▶ Task statement
Look through the lines below and extract each one that contains "Above".

### Raw data ###

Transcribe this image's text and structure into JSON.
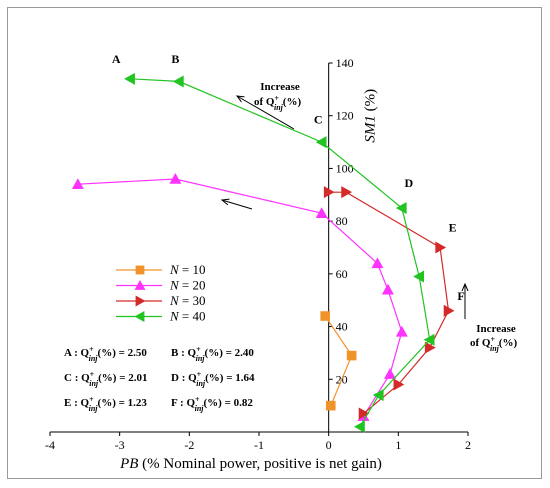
{
  "chart_data": {
    "type": "line",
    "xlabel_main": "PB",
    "xlabel_rest": " (% Nominal power, positive is net gain)",
    "ylabel_main": "SM1",
    "ylabel_rest": " (%)",
    "xlim": [
      -4,
      2
    ],
    "ylim": [
      0,
      140
    ],
    "x_ticks": [
      -4,
      -3,
      -2,
      -1,
      0,
      1,
      2
    ],
    "y_ticks": [
      20,
      40,
      60,
      80,
      100,
      120,
      140
    ],
    "grid": false,
    "series": [
      {
        "name": "N = 10",
        "marker": "square",
        "color": "#f0932b",
        "points": [
          [
            0.03,
            10
          ],
          [
            0.33,
            29
          ],
          [
            -0.05,
            44
          ]
        ]
      },
      {
        "name": "N = 20",
        "marker": "triangle-up",
        "color": "#ff33ff",
        "points": [
          [
            0.5,
            6
          ],
          [
            0.88,
            22
          ],
          [
            1.05,
            38
          ],
          [
            0.85,
            54
          ],
          [
            0.7,
            64
          ],
          [
            -0.1,
            83
          ],
          [
            -2.2,
            96
          ],
          [
            -3.6,
            94
          ]
        ]
      },
      {
        "name": "N = 30",
        "marker": "triangle-right",
        "color": "#d42a2a",
        "points": [
          [
            0.5,
            7
          ],
          [
            1.0,
            18
          ],
          [
            1.45,
            32
          ],
          [
            1.72,
            46
          ],
          [
            1.6,
            70
          ],
          [
            0.25,
            91
          ],
          [
            0.0,
            91
          ]
        ]
      },
      {
        "name": "N = 40",
        "marker": "triangle-left",
        "color": "#22c422",
        "points": [
          [
            0.45,
            2
          ],
          [
            0.72,
            14
          ],
          [
            1.45,
            35
          ],
          [
            1.3,
            59
          ],
          [
            1.05,
            85
          ],
          [
            -0.1,
            110
          ],
          [
            -2.15,
            133
          ],
          [
            -2.85,
            134
          ]
        ]
      }
    ],
    "legend": {
      "placement": "left-middle",
      "entries": [
        "N = 10",
        "N = 20",
        "N = 30",
        "N = 40"
      ]
    },
    "point_labels": [
      {
        "text": "A",
        "x": -3.05,
        "y": 140
      },
      {
        "text": "B",
        "x": -2.2,
        "y": 140
      },
      {
        "text": "C",
        "x": -0.15,
        "y": 117
      },
      {
        "text": "D",
        "x": 1.15,
        "y": 93
      },
      {
        "text": "E",
        "x": 1.78,
        "y": 76
      },
      {
        "text": "F",
        "x": 1.9,
        "y": 50
      }
    ],
    "annotations": {
      "increase_top_line1": "Increase",
      "increase_top_line2": "of Q",
      "increase_right_line1": "Increase",
      "increase_right_line2": "of Q",
      "q_sub": "inj",
      "q_sup": "+",
      "q_unit": "(%)",
      "q_values": [
        {
          "label": "A",
          "value": "2.50"
        },
        {
          "label": "B",
          "value": "2.40"
        },
        {
          "label": "C",
          "value": "2.01"
        },
        {
          "label": "D",
          "value": "1.64"
        },
        {
          "label": "E",
          "value": "1.23"
        },
        {
          "label": "F",
          "value": "0.82"
        }
      ]
    }
  }
}
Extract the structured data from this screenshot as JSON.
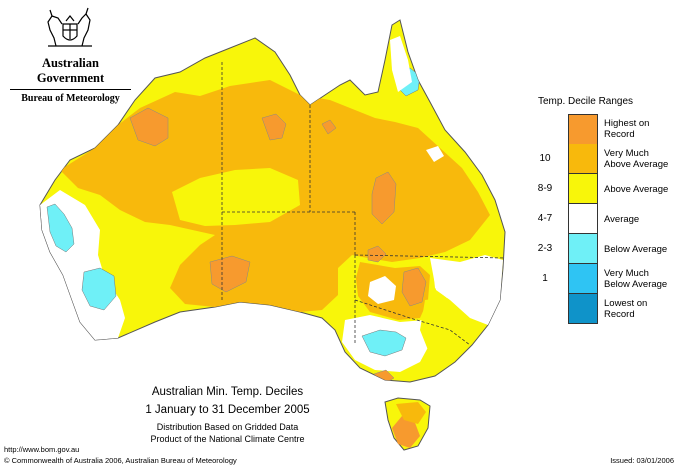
{
  "header": {
    "government": "Australian Government",
    "bureau": "Bureau of Meteorology"
  },
  "map": {
    "title": "Australian Min. Temp. Deciles",
    "period": "1 January to 31 December 2005",
    "note_line1": "Distribution Based on Gridded Data",
    "note_line2": "Product of the National Climate Centre"
  },
  "legend": {
    "title": "Temp. Decile Ranges",
    "items": [
      {
        "key": "",
        "label_line1": "Highest on",
        "label_line2": "Record",
        "color": "#f79a2e"
      },
      {
        "key": "10",
        "label_line1": "Very Much",
        "label_line2": "Above Average",
        "color": "#f8b90c"
      },
      {
        "key": "8-9",
        "label_line1": "Above Average",
        "label_line2": "",
        "color": "#f8f60a"
      },
      {
        "key": "4-7",
        "label_line1": "Average",
        "label_line2": "",
        "color": "#ffffff"
      },
      {
        "key": "2-3",
        "label_line1": "Below Average",
        "label_line2": "",
        "color": "#6ff0f7"
      },
      {
        "key": "1",
        "label_line1": "Very Much",
        "label_line2": "Below Average",
        "color": "#2fc4f3"
      },
      {
        "key": "",
        "label_line1": "Lowest on",
        "label_line2": "Record",
        "color": "#0f93c9"
      }
    ]
  },
  "footer": {
    "url": "http://www.bom.gov.au",
    "copyright": "© Commonwealth of Australia 2006, Australian Bureau of Meteorology",
    "issued": "Issued: 03/01/2006"
  }
}
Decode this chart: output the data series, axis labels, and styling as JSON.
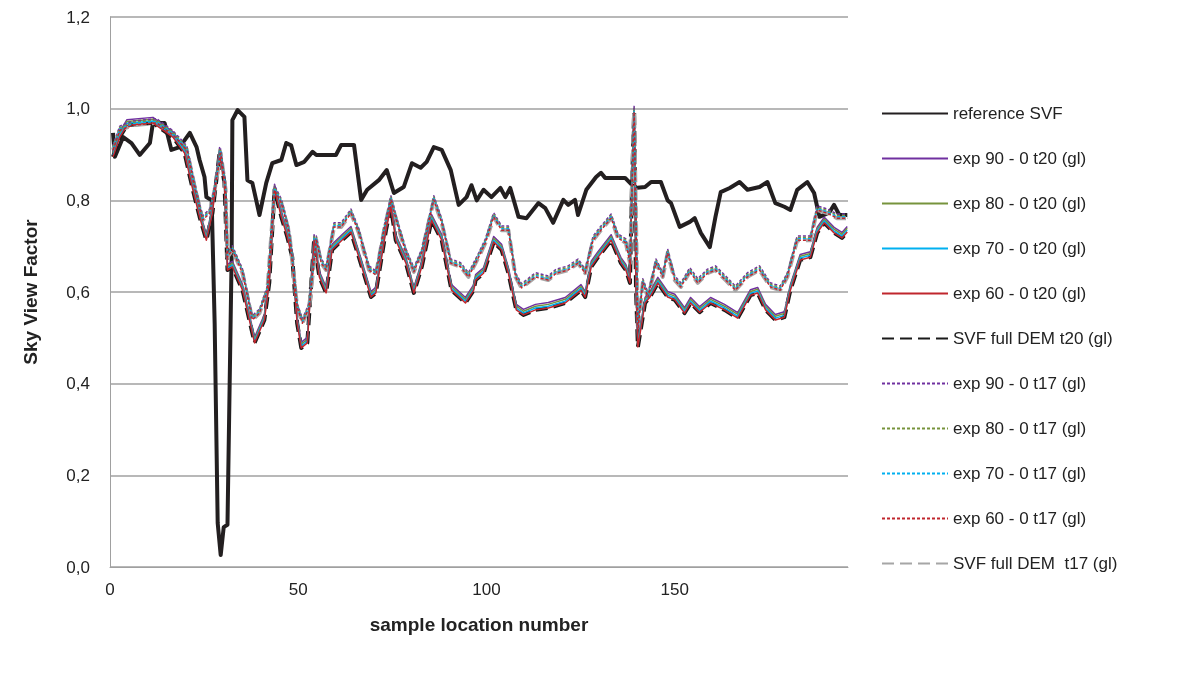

###

▶ Written answer
        "label_line2": "Above Average",
        "label_line1": "Above Average",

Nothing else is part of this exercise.